__Direction__
From the entries below, list each line with "panel".
[begin Records]
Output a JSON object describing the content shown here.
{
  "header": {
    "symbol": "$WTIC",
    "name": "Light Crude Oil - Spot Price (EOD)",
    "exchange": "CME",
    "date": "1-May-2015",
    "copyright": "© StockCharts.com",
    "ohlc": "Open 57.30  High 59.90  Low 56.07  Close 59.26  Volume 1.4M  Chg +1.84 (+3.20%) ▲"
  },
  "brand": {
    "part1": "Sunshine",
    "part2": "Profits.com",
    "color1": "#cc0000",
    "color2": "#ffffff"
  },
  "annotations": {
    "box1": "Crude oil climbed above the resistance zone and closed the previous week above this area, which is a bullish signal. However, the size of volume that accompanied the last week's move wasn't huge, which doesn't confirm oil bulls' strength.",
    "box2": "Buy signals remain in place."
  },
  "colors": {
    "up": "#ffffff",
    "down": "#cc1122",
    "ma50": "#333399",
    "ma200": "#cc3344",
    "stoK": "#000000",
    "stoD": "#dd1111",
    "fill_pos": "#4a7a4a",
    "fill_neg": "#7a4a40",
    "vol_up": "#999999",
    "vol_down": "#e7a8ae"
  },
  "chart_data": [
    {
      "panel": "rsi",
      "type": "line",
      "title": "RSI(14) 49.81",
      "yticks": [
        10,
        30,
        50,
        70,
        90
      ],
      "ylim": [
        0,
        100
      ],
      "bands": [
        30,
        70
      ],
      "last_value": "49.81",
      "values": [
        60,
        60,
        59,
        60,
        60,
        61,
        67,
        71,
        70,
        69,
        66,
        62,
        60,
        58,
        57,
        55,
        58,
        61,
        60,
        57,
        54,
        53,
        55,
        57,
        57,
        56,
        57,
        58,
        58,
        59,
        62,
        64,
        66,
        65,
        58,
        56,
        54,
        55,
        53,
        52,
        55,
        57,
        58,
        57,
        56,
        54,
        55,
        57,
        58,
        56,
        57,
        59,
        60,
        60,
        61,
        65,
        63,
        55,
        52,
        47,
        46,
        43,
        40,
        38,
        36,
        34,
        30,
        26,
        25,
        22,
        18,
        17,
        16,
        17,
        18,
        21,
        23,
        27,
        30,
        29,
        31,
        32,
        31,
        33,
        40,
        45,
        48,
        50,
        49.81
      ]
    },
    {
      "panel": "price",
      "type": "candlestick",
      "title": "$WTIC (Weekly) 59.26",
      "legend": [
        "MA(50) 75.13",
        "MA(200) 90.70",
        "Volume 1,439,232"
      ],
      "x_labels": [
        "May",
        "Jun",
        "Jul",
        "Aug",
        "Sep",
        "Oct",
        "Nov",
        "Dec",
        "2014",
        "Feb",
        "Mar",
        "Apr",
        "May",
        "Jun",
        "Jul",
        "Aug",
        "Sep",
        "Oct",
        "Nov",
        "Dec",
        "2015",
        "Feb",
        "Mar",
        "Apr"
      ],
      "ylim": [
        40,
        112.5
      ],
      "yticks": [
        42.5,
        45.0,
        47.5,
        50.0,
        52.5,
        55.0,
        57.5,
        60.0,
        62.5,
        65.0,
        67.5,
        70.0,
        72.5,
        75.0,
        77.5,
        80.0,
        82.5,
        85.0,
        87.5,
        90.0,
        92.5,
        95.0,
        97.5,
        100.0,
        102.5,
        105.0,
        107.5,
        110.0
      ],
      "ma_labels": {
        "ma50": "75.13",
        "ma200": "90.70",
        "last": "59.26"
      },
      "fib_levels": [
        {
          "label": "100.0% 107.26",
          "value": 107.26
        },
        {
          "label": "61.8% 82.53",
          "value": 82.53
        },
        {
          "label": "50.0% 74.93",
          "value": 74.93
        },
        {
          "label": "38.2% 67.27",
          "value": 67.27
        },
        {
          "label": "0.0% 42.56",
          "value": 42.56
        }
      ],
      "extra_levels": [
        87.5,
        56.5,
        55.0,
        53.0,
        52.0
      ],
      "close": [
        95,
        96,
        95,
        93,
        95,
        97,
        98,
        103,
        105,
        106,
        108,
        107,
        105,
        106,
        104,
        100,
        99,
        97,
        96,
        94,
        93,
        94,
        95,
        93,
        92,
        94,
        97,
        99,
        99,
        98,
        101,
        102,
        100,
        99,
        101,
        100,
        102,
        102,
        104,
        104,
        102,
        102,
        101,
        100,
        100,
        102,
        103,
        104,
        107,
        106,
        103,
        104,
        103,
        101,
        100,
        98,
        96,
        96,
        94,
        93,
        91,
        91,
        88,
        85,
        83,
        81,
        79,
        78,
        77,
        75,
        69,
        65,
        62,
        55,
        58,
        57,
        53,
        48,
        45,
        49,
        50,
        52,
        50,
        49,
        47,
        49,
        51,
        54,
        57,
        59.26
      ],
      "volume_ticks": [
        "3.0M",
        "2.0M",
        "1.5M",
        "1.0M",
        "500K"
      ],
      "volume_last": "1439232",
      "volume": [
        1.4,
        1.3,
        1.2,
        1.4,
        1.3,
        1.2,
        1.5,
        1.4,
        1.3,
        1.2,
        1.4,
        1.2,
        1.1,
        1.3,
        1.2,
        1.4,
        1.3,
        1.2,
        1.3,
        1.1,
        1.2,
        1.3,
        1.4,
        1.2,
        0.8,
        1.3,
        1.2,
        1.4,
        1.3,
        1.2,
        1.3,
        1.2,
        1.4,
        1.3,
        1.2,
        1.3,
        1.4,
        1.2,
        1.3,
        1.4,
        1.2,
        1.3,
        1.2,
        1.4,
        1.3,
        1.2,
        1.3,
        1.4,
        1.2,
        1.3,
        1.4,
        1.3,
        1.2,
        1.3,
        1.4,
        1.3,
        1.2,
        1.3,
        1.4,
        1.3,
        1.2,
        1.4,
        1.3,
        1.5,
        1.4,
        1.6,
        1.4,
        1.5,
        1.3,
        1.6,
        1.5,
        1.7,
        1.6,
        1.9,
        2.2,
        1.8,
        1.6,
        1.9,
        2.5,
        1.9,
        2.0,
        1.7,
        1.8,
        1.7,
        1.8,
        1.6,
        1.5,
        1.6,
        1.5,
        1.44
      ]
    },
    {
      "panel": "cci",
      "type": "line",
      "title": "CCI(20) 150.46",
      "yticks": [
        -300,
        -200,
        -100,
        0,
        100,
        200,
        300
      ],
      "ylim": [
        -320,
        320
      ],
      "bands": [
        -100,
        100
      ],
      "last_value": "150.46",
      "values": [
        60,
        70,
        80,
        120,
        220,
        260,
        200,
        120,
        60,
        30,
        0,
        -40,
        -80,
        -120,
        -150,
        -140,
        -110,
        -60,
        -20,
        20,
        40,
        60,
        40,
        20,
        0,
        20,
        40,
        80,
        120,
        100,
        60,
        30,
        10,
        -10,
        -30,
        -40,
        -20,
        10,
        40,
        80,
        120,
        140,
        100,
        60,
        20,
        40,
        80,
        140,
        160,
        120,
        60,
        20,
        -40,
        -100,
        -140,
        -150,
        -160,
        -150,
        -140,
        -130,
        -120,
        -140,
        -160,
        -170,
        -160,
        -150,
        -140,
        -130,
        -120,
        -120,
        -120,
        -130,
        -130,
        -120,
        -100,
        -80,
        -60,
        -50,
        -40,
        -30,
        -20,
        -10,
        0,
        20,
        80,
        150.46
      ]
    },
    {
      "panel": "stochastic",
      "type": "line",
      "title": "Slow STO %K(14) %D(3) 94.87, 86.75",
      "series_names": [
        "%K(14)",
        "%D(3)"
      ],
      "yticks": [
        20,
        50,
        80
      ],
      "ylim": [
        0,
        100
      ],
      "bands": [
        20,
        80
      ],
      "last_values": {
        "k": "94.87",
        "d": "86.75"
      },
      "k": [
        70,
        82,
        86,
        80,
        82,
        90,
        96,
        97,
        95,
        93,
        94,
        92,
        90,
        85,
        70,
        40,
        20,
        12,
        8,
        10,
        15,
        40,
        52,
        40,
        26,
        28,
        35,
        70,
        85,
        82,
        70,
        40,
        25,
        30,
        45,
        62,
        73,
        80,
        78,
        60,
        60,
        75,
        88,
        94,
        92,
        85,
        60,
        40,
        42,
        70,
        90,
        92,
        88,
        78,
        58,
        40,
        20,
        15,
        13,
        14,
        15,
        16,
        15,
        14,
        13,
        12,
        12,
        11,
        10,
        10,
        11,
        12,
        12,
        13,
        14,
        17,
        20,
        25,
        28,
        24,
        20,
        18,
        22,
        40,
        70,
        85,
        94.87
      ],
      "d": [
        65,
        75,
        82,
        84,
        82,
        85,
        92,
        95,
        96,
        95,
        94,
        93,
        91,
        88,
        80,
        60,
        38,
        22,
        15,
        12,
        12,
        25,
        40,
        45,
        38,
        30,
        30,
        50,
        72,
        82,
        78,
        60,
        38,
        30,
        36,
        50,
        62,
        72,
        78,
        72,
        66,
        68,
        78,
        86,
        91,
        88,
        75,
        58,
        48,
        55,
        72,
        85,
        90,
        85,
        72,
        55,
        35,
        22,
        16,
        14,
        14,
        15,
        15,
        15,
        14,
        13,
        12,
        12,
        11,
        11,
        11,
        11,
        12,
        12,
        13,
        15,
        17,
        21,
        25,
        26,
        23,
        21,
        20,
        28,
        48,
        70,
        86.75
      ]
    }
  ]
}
[end Records]
__Output of the task__
      "panel": "rsi",
      "panel": "price",
      "panel": "cci",
      "panel": "stochastic",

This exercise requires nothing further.